Stated task >> Filter for the word "就高兴得忘记了吃饭" and keep each matching line.

Record set >>
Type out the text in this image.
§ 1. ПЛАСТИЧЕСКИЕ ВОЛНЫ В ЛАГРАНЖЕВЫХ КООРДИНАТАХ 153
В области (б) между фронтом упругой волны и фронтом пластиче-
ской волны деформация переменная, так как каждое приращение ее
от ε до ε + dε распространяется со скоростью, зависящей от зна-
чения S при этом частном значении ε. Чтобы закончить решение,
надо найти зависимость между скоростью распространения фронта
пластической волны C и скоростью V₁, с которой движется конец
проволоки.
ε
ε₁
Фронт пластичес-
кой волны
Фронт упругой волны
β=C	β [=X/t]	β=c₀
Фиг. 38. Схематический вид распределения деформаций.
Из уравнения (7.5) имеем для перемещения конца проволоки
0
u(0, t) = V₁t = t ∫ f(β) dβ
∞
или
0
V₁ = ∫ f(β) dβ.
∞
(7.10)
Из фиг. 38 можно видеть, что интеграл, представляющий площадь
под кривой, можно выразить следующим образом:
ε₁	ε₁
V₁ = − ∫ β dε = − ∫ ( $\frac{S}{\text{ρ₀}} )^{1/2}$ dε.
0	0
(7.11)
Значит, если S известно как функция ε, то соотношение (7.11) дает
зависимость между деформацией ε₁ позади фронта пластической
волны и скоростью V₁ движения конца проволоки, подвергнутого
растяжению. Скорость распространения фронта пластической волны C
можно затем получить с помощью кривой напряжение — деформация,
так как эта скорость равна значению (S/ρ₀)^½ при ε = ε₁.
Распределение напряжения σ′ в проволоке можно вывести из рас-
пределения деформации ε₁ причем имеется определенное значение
* * *
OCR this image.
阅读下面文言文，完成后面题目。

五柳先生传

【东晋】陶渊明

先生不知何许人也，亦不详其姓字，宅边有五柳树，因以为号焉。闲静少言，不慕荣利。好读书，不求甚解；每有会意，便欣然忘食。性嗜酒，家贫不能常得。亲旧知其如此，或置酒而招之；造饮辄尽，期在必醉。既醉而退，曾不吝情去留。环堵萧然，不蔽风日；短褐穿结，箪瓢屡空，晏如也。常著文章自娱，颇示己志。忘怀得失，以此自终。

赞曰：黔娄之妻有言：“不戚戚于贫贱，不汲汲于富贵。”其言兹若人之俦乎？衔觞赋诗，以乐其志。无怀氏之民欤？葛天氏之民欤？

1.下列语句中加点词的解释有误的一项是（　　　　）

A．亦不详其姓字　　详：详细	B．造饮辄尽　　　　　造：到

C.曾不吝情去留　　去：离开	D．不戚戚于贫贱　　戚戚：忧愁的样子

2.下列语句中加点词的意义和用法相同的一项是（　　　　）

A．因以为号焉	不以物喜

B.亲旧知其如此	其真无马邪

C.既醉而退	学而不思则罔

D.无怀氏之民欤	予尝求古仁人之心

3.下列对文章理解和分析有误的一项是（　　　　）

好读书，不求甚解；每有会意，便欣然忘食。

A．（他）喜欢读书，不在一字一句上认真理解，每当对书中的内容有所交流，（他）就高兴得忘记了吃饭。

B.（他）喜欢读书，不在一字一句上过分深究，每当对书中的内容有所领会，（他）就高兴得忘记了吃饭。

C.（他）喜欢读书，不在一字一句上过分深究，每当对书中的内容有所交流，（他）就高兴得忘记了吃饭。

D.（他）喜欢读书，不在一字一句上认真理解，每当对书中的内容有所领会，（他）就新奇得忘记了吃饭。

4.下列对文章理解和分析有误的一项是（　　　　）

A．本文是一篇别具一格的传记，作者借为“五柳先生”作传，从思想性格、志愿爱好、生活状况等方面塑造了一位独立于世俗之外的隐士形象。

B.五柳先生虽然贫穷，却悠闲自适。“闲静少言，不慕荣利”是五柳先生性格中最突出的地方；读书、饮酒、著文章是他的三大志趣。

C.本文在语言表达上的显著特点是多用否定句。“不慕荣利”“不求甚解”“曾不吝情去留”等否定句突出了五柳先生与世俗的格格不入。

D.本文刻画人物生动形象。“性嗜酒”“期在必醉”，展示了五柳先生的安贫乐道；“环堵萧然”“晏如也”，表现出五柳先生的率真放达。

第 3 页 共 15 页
* * *
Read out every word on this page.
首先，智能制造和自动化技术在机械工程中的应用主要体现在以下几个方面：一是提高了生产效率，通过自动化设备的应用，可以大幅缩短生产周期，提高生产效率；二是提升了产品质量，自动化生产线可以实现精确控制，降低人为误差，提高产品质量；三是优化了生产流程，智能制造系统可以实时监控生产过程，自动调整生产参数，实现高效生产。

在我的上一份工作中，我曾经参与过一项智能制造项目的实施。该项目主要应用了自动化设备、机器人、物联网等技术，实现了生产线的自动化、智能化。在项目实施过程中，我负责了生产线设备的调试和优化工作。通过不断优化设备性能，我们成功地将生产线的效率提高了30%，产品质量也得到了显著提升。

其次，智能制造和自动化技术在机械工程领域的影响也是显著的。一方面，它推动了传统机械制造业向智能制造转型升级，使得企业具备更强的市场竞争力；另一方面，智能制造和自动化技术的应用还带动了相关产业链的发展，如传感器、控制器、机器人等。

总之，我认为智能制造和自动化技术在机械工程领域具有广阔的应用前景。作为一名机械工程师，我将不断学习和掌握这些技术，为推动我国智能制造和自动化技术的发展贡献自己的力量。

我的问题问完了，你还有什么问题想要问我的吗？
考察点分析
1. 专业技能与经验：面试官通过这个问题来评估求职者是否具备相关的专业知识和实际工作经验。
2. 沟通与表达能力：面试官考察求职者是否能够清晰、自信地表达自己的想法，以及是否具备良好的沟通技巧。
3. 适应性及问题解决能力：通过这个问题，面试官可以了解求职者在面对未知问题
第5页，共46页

Solution >>
A．（他）喜欢读书，不在一字一句上认真理解，每当对书中的内容有所交流，（他）就高兴得忘记了吃饭。
B.（他）喜欢读书，不在一字一句上过分深究，每当对书中的内容有所领会，（他）就高兴得忘记了吃饭。
C.（他）喜欢读书，不在一字一句上过分深究，每当对书中的内容有所交流，（他）就高兴得忘记了吃饭。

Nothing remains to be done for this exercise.